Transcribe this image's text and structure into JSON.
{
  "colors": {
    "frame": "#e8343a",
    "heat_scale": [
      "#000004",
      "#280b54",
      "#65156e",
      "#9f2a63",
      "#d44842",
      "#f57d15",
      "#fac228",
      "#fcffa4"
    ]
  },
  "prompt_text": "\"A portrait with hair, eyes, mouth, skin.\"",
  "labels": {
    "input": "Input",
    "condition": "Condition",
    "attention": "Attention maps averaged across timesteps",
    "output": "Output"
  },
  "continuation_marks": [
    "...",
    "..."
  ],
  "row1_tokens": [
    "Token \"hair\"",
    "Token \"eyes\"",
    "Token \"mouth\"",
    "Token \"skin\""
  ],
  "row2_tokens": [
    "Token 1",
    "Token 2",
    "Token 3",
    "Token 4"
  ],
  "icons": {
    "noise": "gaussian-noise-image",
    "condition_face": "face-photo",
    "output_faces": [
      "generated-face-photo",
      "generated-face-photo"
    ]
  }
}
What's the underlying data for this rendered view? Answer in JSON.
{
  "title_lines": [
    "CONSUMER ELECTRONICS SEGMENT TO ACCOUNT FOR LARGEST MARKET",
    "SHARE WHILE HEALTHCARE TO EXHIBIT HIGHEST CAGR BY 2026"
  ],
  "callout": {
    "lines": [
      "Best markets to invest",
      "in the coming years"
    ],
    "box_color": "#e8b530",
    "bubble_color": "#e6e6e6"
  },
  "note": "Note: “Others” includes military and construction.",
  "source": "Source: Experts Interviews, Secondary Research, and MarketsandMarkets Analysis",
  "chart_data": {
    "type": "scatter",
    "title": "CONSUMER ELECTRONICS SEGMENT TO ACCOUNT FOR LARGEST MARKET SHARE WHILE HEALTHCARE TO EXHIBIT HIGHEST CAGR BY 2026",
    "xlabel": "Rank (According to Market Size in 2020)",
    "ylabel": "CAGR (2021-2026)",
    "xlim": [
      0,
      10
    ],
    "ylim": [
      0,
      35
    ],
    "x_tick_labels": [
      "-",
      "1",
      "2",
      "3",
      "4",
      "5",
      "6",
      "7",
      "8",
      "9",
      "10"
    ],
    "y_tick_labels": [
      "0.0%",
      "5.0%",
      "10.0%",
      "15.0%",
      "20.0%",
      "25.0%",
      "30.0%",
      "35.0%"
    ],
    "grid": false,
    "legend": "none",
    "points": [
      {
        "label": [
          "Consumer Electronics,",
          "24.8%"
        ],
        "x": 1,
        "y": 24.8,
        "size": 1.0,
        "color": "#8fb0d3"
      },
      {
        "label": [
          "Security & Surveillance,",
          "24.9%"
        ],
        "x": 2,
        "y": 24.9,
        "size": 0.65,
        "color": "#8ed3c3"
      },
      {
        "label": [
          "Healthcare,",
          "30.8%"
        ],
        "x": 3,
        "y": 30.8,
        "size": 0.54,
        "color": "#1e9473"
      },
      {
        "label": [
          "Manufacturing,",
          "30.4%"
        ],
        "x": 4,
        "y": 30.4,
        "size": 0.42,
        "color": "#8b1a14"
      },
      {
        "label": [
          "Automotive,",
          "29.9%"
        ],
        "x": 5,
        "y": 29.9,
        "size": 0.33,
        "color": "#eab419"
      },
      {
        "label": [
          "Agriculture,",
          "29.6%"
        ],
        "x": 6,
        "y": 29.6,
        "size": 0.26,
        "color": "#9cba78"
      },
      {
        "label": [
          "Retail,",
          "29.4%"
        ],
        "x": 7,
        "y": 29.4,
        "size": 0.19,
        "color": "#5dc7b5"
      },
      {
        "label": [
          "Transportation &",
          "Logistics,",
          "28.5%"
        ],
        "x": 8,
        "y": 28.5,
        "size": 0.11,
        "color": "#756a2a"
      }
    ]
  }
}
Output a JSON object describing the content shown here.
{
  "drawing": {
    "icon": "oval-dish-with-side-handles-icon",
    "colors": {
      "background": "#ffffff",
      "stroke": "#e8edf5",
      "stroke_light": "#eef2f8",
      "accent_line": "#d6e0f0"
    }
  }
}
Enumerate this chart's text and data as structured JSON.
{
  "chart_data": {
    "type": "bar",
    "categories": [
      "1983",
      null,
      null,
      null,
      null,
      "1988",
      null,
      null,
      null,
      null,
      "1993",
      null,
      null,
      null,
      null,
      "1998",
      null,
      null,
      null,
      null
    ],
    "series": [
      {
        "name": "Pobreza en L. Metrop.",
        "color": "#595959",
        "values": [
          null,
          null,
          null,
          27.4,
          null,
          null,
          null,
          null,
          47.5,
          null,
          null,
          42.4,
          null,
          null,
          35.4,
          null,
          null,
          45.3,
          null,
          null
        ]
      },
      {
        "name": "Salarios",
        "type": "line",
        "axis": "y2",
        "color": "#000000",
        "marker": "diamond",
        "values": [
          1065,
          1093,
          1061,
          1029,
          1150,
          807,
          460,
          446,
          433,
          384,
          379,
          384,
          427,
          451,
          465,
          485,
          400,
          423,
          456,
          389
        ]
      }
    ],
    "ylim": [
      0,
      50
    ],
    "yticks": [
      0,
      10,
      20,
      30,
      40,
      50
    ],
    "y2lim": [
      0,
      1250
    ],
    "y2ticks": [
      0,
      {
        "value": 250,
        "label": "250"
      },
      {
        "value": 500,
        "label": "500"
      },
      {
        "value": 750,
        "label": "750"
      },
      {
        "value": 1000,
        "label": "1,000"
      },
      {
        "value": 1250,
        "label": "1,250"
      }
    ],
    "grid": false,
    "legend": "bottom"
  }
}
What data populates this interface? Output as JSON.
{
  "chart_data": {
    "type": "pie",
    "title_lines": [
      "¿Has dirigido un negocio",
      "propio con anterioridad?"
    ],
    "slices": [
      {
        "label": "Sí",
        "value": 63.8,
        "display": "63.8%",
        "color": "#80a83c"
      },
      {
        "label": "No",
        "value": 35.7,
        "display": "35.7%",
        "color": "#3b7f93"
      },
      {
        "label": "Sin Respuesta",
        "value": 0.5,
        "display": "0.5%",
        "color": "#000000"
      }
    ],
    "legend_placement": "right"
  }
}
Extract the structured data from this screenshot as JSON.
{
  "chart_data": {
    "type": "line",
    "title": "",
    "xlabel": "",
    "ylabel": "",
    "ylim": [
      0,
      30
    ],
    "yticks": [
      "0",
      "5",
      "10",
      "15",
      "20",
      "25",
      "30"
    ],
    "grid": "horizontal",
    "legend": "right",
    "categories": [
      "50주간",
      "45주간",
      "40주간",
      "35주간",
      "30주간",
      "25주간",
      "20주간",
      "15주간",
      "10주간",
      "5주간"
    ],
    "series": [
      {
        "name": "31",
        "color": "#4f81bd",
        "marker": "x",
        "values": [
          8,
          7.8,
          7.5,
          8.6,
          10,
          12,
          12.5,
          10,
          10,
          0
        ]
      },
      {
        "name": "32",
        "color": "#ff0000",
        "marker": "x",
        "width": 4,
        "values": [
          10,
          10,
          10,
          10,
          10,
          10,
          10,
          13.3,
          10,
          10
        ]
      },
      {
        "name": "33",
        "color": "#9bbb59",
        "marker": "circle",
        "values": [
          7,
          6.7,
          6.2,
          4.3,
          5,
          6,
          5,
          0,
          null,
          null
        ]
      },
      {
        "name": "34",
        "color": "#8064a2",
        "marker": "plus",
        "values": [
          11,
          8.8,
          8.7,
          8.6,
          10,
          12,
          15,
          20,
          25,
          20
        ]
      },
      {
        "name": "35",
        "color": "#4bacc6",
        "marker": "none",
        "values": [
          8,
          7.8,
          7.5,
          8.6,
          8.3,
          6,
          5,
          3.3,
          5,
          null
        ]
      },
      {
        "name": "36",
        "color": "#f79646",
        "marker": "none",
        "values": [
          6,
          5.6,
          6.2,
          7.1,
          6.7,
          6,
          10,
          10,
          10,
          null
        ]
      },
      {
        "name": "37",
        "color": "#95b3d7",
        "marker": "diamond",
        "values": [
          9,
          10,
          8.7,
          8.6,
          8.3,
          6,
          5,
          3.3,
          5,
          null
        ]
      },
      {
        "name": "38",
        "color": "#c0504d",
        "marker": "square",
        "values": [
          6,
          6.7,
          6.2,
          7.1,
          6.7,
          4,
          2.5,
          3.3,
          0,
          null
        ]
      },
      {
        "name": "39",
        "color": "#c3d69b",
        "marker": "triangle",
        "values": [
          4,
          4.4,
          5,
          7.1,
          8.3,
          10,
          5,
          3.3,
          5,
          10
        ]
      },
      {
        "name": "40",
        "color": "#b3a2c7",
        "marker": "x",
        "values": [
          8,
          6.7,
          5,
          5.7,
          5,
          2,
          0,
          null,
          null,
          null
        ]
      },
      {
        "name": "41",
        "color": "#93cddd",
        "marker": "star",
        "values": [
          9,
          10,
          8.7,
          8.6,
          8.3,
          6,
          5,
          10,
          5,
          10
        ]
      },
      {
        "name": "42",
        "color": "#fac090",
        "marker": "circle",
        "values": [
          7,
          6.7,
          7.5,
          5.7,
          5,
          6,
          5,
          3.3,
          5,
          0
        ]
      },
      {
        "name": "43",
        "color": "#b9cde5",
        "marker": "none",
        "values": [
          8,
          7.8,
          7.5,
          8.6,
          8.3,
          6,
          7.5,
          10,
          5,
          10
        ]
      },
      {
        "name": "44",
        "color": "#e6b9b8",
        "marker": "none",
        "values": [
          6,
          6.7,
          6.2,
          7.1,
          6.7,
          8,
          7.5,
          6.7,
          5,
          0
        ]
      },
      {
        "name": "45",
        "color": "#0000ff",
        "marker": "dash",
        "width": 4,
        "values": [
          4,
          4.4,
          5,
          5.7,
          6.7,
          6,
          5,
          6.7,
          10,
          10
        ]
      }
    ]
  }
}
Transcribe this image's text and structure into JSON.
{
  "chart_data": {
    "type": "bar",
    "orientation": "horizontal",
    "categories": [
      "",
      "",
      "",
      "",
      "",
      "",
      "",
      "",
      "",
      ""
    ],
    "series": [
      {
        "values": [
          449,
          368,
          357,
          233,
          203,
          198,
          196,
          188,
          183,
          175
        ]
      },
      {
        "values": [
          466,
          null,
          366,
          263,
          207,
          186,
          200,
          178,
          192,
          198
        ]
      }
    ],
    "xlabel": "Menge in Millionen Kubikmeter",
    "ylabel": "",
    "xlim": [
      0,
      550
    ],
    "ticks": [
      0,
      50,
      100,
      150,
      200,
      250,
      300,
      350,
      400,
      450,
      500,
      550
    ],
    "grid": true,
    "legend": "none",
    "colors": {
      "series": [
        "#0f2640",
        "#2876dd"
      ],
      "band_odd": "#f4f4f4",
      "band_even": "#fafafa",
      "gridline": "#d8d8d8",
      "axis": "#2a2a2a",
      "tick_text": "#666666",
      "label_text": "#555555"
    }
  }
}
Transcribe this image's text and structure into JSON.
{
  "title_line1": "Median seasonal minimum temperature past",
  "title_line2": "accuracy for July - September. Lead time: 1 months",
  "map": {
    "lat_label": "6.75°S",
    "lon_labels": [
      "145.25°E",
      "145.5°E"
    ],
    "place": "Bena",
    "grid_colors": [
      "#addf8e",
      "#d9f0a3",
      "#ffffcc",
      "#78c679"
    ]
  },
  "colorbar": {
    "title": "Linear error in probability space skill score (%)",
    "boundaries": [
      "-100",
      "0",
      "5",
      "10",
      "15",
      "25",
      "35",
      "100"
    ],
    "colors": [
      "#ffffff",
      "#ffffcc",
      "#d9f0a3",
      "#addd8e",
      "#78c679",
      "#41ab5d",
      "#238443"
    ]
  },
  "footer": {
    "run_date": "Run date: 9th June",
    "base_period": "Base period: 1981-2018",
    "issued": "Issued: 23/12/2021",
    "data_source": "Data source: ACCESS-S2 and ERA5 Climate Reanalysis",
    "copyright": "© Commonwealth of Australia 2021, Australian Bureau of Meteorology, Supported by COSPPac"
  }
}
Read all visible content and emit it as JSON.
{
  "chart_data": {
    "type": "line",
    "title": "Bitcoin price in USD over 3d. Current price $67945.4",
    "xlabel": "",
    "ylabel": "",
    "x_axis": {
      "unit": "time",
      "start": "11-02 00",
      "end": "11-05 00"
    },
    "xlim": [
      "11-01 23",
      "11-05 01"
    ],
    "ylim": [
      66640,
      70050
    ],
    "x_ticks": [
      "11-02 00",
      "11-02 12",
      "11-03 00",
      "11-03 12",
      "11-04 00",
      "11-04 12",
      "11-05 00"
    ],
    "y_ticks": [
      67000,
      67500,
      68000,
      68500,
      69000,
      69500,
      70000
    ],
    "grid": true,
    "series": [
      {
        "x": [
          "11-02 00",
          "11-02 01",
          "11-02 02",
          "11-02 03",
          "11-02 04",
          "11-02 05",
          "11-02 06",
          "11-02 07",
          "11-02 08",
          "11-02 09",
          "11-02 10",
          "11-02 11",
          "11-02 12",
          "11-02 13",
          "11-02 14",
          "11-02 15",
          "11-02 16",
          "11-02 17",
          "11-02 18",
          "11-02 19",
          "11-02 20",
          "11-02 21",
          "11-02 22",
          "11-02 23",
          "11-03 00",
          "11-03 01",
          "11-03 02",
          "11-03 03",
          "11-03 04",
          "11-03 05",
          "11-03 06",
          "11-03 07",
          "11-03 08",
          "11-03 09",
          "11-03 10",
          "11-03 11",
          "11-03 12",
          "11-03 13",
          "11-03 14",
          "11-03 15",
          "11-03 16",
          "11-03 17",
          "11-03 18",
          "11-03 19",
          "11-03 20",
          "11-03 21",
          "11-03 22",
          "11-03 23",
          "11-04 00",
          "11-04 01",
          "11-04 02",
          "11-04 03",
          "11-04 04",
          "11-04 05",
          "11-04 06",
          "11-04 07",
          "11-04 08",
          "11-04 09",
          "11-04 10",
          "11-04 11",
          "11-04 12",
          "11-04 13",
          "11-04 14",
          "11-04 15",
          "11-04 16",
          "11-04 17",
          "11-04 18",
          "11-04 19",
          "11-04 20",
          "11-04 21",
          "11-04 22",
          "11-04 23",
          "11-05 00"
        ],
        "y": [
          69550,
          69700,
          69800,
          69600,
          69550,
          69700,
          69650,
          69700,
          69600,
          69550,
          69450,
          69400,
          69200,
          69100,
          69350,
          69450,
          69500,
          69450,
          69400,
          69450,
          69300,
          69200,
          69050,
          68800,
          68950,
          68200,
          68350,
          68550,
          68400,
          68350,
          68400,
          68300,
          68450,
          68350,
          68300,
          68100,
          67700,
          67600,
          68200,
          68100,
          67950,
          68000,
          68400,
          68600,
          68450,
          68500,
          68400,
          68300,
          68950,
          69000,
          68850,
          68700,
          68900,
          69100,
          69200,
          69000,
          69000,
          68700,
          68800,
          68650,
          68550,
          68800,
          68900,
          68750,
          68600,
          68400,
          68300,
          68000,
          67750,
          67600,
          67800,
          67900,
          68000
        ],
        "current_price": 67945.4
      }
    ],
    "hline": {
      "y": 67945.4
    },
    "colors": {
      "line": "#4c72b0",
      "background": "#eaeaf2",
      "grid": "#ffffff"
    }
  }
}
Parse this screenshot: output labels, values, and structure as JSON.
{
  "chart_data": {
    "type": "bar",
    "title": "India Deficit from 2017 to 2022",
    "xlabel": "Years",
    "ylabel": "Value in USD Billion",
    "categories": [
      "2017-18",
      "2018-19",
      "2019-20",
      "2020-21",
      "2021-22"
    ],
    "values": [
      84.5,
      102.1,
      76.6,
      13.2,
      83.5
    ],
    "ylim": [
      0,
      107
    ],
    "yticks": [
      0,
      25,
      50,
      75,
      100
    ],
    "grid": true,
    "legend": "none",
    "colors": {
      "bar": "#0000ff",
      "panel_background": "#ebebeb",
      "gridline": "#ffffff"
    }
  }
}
= = = = =
PROBLEM DESCRIPTION: Find the lines of the material that hold the word "screenshot" and report their count alone.

RESULT OF THIS EXERCISE: 2